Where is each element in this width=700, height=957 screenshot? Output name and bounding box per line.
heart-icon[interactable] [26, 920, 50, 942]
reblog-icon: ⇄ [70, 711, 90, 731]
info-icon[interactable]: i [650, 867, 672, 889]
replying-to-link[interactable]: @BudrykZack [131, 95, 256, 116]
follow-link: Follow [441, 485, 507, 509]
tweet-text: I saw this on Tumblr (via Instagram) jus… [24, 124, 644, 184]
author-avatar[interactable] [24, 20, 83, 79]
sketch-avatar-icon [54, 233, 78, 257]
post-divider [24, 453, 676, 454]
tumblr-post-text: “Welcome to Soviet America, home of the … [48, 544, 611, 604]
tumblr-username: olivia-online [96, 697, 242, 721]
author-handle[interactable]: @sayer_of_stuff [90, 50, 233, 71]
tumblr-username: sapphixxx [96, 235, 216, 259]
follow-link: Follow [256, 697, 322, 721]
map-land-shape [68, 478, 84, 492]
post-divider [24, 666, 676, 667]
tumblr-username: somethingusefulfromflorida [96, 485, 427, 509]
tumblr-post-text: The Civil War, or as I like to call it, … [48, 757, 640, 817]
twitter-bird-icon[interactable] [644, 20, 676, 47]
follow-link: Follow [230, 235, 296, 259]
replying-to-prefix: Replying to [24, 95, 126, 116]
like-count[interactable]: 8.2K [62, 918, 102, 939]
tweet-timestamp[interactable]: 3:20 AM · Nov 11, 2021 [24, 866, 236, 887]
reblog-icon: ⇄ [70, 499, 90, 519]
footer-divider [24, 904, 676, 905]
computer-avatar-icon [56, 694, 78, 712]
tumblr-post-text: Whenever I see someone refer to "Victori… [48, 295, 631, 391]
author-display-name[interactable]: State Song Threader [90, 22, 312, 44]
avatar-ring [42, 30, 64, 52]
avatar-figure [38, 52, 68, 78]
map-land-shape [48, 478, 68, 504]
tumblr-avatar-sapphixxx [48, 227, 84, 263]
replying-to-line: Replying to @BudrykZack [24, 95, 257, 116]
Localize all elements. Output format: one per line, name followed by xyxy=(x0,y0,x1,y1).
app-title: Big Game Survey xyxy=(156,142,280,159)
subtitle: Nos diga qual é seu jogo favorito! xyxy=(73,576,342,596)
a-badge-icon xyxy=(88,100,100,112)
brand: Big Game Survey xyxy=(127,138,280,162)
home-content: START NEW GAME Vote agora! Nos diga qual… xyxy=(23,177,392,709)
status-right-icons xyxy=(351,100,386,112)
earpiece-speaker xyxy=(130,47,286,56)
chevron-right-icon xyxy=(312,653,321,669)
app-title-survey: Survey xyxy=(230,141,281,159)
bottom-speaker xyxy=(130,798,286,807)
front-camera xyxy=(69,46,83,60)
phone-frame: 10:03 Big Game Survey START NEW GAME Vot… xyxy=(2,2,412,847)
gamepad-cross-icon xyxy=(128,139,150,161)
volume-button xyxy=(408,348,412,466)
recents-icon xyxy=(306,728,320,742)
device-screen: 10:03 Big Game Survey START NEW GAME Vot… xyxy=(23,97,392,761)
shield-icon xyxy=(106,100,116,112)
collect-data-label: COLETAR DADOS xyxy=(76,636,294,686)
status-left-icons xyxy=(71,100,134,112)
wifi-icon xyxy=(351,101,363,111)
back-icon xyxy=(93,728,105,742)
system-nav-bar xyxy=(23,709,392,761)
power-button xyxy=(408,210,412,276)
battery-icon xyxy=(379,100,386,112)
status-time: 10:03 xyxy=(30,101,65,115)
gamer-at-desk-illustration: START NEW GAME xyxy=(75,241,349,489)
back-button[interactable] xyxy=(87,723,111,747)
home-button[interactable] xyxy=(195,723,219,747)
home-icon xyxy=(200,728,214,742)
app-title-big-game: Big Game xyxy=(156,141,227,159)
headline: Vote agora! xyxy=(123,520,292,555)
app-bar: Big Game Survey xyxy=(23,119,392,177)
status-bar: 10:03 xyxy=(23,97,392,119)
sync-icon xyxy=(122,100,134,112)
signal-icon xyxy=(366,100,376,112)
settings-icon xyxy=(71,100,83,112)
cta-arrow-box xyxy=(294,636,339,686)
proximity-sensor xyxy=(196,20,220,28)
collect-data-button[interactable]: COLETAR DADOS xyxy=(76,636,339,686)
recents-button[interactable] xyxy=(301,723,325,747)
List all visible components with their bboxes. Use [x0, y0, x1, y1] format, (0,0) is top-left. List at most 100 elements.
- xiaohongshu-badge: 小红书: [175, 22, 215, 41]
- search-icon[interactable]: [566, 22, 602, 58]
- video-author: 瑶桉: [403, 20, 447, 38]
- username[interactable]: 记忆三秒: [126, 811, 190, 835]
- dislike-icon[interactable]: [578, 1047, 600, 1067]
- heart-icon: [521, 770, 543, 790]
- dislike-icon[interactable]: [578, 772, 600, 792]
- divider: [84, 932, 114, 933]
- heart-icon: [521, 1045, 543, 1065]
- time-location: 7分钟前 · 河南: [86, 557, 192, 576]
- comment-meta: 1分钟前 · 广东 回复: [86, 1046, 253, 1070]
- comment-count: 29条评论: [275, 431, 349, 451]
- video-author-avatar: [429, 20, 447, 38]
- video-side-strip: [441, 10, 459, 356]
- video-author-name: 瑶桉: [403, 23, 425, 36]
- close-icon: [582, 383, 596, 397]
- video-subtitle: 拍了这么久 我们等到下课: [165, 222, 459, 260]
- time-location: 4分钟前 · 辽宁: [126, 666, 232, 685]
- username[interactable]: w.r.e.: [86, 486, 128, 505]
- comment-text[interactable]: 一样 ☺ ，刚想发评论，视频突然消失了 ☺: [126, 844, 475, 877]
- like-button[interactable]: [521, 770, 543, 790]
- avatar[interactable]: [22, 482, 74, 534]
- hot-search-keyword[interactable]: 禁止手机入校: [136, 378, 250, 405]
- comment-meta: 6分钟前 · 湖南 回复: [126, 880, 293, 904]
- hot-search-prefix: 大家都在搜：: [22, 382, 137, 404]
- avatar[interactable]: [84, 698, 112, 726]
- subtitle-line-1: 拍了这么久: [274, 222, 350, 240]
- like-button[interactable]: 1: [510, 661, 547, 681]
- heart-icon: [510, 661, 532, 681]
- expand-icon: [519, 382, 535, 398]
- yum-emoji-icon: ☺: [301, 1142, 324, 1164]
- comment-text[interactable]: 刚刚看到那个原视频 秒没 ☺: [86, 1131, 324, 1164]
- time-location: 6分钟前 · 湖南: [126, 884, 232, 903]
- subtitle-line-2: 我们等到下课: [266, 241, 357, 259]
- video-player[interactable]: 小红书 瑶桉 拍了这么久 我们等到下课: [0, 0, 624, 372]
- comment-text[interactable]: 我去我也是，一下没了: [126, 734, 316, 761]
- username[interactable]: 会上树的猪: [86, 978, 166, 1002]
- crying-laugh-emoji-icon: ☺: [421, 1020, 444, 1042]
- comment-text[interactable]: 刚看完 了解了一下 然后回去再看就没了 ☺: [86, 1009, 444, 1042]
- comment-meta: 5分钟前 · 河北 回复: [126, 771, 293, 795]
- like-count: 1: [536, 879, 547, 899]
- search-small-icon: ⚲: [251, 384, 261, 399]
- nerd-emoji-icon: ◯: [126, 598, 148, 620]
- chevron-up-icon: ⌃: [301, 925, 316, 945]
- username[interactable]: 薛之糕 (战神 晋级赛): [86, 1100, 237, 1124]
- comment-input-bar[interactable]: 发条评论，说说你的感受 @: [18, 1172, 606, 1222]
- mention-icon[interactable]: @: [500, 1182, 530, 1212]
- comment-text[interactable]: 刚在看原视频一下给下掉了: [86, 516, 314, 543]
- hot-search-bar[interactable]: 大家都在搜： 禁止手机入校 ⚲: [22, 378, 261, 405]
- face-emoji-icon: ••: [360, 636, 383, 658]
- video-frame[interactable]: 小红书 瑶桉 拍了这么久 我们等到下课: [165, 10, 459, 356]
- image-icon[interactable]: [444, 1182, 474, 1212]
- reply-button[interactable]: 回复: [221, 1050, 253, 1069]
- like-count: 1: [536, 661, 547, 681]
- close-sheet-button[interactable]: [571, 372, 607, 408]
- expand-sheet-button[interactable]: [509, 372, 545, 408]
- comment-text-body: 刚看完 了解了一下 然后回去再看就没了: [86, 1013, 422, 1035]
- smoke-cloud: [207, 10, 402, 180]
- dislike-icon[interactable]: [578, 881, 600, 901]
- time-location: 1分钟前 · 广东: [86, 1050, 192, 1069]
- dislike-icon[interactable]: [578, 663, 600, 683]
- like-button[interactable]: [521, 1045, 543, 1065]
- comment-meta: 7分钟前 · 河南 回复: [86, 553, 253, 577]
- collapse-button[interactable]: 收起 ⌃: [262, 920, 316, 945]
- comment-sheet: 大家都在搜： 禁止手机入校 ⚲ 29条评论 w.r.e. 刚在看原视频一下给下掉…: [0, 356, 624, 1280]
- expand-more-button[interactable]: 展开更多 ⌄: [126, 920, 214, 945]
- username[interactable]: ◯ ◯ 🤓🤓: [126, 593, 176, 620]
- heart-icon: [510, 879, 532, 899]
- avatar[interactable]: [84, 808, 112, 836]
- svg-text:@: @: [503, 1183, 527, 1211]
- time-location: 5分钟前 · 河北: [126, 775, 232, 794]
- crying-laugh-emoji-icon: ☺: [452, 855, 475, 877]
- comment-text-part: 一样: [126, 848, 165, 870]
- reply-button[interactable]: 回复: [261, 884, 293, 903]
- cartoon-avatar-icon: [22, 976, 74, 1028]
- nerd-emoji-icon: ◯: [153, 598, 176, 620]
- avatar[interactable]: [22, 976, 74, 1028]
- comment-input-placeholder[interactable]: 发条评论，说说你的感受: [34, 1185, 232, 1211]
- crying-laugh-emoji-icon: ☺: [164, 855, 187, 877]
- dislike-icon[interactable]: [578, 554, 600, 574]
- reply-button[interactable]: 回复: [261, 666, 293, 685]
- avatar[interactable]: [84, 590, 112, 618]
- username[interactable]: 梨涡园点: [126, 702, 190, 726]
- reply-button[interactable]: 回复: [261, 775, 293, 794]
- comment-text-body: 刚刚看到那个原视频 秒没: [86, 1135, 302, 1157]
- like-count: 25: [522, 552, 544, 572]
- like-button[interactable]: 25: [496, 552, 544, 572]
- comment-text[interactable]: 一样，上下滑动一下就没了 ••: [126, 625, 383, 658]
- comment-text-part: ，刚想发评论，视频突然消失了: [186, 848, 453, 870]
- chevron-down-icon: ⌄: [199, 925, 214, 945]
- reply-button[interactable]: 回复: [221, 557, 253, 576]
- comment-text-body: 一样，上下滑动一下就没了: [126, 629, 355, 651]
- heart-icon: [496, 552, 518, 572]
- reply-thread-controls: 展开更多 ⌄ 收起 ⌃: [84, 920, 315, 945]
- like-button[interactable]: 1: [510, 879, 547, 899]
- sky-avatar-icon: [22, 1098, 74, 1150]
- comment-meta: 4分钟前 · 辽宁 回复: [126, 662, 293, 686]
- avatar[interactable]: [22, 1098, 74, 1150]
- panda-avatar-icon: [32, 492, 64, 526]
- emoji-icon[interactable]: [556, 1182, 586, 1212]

* _SHORT PROBLEM_:
Starting at the beginning of the material and ending with the line that contains "tumblr-username: olivia-online [96, 697, 242, 721]", give those lines as a numbered list, omitting any blank lines.

* _WRITTEN ANSWER_:
1. Where is each element in this width=700, height=957 screenshot? Output name and bounding box per line.
2. heart-icon[interactable] [26, 920, 50, 942]
3. reblog-icon: ⇄ [70, 711, 90, 731]
4. info-icon[interactable]: i [650, 867, 672, 889]
5. replying-to-link[interactable]: @BudrykZack [131, 95, 256, 116]
6. follow-link: Follow [441, 485, 507, 509]
7. tweet-text: I saw this on Tumblr (via Instagram) jus… [24, 124, 644, 184]
8. author-avatar[interactable] [24, 20, 83, 79]
9. sketch-avatar-icon [54, 233, 78, 257]
10. post-divider [24, 453, 676, 454]
11. tumblr-post-text: “Welcome to Soviet America, home of the … [48, 544, 611, 604]
12. tumblr-username: olivia-online [96, 697, 242, 721]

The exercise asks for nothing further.